WHAT THE EXERCISE ASKS —
Count lines, not occurrences: give the number of lines holding the word "title", and nothing besides.

DATA SHOWN —
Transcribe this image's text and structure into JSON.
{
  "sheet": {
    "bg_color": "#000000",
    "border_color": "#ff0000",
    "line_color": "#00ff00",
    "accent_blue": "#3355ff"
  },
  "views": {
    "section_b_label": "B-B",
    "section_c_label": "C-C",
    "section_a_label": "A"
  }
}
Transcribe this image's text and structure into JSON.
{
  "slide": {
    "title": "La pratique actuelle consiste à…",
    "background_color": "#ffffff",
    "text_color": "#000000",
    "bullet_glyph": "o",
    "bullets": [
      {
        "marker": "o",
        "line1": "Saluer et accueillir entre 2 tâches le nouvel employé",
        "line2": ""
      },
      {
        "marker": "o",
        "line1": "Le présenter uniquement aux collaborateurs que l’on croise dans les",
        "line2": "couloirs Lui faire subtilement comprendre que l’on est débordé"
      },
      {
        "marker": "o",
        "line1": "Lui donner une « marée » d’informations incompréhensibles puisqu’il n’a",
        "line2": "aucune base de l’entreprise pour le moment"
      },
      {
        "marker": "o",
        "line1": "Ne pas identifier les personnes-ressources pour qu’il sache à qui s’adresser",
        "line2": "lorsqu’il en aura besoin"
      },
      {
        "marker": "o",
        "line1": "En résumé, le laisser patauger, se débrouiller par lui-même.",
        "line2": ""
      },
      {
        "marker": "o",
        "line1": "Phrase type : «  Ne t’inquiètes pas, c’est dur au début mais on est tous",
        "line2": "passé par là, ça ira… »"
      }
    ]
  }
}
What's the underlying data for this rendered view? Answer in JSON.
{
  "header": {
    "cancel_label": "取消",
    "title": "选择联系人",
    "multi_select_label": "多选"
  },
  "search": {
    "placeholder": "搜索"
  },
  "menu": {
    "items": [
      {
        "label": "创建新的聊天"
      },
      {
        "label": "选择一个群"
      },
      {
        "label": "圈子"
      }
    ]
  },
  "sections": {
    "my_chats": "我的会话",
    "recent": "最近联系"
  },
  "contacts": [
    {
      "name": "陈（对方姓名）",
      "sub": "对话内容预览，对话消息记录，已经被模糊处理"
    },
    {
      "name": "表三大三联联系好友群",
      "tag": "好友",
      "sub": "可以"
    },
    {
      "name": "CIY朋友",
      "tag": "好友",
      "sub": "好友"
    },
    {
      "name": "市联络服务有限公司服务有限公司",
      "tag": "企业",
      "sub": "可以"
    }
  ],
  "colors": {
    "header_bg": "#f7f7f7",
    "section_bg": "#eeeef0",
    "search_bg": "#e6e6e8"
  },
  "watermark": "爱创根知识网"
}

TASK OUTPUT —
2